_What is being asked_. Restate each entry word for word, leaving nothing out.

_Stored rows_.
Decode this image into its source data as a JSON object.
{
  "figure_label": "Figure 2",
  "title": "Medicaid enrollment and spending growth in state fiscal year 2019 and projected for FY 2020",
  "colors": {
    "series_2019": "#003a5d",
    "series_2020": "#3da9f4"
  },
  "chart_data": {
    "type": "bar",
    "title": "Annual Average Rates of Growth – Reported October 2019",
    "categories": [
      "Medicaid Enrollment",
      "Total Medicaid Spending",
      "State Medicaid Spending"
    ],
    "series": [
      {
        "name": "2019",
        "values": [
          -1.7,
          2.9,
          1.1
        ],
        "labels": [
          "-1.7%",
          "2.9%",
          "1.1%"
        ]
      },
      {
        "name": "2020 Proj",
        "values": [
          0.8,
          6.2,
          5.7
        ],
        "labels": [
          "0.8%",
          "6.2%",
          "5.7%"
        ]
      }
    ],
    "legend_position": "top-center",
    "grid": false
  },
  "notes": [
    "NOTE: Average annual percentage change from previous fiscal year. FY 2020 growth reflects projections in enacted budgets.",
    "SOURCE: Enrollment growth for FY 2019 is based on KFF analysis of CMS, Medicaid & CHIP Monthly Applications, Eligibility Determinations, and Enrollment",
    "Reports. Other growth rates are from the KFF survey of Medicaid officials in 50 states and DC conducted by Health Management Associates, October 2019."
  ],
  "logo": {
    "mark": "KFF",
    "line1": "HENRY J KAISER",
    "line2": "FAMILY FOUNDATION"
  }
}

_Response to the exercise_.
Decode this image into its source data as a JSON object.
{
  "figure_label": "Figure 2",
  "title": "Medicaid enrollment and spending growth in state fiscal year 2019 and projected for FY 2020",
  "colors": {
    "series_2019": "#003a5d",
    "series_2020": "#3da9f4"
  },
  "chart_data": {
    "type": "bar",
    "title": "Annual Average Rates of Growth – Reported October 2019",
    "categories": [
      "Medicaid Enrollment",
      "Total Medicaid Spending",
      "State Medicaid Spending"
    ],
    "series": [
      {
        "name": "2019",
        "values": [
          -1.7,
          2.9,
          1.1
        ],
        "labels": [
          "-1.7%",
          "2.9%",
          "1.1%"
        ]
      },
      {
        "name": "2020 Proj",
        "values": [
          0.8,
          6.2,
          5.7
        ],
        "labels": [
          "0.8%",
          "6.2%",
          "5.7%"
        ]
      }
    ],
    "legend_position": "top-center",
    "grid": false
  },
  "notes": [
    "NOTE: Average annual percentage change from previous fiscal year. FY 2020 growth reflects projections in enacted budgets.",
    "SOURCE: Enrollment growth for FY 2019 is based on KFF analysis of CMS, Medicaid & CHIP Monthly Applications, Eligibility Determinations, and Enrollment",
    "Reports. Other growth rates are from the KFF survey of Medicaid officials in 50 states and DC conducted by Health Management Associates, October 2019."
  ],
  "logo": {
    "mark": "KFF",
    "line1": "HENRY J KAISER",
    "line2": "FAMILY FOUNDATION"
  }
}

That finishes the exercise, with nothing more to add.